%%

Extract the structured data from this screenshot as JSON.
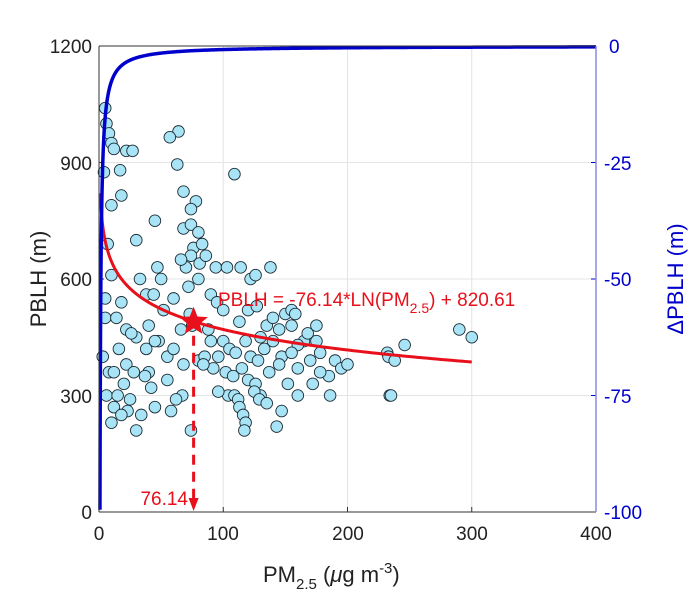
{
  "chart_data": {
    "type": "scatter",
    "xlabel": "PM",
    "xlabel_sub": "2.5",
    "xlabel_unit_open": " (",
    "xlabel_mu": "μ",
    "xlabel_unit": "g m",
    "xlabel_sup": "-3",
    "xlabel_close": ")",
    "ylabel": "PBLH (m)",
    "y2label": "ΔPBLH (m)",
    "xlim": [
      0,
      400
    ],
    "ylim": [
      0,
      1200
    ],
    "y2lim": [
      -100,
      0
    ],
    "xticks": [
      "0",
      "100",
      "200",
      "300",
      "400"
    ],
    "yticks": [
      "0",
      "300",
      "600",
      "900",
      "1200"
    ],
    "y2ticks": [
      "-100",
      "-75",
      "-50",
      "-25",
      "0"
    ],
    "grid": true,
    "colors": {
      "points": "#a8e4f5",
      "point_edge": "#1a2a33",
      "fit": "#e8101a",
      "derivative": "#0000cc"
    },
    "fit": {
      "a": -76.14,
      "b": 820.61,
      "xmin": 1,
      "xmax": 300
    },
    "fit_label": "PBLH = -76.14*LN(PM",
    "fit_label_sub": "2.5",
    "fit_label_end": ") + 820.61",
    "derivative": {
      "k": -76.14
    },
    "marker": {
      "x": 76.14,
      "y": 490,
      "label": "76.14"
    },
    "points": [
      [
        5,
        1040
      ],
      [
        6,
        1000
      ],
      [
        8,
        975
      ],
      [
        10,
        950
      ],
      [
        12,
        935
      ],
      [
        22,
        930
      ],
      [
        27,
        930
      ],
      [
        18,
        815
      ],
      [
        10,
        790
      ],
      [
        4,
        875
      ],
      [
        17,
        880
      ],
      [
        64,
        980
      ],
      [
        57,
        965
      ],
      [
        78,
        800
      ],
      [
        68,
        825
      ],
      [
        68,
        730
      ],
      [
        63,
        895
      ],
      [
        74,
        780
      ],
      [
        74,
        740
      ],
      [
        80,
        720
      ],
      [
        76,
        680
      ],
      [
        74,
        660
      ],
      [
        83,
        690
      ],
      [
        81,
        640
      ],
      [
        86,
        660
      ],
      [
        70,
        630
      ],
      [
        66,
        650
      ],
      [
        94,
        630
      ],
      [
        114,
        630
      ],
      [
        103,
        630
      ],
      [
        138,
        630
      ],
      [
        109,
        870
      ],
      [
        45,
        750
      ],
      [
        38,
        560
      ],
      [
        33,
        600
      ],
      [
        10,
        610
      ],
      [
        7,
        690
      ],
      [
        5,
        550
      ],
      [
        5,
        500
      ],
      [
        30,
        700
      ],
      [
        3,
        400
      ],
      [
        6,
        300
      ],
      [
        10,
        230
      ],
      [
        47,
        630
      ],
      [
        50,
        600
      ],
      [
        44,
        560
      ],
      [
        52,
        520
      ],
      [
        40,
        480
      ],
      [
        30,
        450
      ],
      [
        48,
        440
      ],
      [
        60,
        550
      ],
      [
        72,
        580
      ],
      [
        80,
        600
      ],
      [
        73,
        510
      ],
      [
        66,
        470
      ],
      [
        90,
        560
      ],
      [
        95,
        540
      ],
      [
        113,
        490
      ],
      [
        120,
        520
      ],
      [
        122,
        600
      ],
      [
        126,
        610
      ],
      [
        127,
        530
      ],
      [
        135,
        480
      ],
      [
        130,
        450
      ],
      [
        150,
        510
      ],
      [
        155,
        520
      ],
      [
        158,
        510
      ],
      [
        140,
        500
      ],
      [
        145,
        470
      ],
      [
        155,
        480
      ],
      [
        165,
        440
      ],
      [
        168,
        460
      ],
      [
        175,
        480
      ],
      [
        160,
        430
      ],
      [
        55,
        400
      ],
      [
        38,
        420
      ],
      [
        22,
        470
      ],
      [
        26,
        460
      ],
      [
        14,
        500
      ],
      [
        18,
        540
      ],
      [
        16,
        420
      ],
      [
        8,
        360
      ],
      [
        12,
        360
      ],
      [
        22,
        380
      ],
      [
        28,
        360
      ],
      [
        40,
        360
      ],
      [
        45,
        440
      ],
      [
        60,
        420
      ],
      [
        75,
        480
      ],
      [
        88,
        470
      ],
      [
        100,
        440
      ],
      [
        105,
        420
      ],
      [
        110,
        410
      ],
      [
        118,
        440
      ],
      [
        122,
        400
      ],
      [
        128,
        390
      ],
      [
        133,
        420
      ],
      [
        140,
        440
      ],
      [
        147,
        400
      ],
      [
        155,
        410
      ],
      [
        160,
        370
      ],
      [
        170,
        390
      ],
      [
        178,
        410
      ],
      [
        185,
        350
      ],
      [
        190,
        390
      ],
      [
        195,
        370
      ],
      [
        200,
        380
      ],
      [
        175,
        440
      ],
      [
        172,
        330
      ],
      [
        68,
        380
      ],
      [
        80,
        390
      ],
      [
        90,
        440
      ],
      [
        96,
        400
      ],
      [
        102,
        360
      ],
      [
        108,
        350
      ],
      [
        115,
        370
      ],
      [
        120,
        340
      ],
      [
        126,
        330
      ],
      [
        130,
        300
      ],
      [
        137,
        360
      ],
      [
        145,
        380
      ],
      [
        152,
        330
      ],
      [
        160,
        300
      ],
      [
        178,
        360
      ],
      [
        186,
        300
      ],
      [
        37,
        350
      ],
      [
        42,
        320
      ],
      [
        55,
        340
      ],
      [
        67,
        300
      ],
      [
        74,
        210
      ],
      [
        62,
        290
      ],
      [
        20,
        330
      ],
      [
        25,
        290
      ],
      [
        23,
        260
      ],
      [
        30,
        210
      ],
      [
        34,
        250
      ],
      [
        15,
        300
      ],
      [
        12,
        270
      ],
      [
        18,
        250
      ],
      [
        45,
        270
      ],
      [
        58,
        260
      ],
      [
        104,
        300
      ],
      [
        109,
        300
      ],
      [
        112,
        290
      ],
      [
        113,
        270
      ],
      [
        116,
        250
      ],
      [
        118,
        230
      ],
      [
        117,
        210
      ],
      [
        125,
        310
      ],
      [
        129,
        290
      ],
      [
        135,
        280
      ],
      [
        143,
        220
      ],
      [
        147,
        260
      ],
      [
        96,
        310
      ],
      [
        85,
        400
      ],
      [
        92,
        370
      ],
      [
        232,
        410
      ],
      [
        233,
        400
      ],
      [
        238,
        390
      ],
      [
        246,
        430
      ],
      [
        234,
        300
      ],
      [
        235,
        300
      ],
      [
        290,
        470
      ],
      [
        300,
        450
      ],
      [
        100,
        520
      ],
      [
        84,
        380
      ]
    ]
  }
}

%%
%%

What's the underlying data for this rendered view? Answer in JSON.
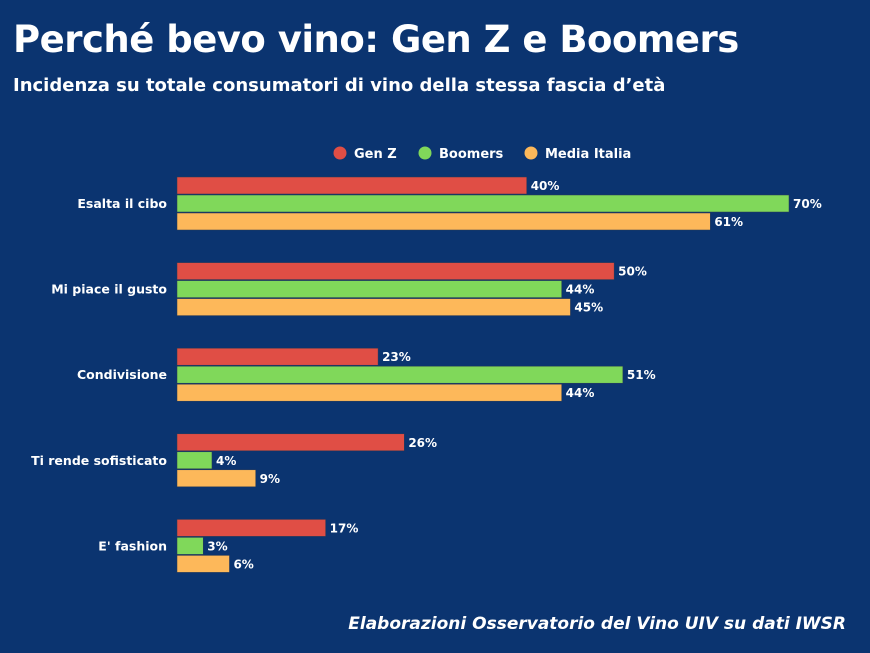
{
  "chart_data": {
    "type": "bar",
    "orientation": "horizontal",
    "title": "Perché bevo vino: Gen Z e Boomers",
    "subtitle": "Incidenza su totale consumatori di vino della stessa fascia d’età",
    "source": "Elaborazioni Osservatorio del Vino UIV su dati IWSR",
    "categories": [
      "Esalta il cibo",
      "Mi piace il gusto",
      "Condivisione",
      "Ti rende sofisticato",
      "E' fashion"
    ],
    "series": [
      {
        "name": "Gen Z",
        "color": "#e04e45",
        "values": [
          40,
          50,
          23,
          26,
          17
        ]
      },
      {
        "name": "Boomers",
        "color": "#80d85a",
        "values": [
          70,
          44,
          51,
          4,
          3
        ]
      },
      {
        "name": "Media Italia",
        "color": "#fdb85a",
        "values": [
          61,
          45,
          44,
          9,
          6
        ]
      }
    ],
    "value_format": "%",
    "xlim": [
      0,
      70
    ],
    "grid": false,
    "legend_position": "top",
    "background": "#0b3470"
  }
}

%%

Description of the task: Scan the lines above for "name", then copy every one that has it.

Solution to this problem:
        "name": "Gen Z",
        "name": "Boomers",
        "name": "Media Italia",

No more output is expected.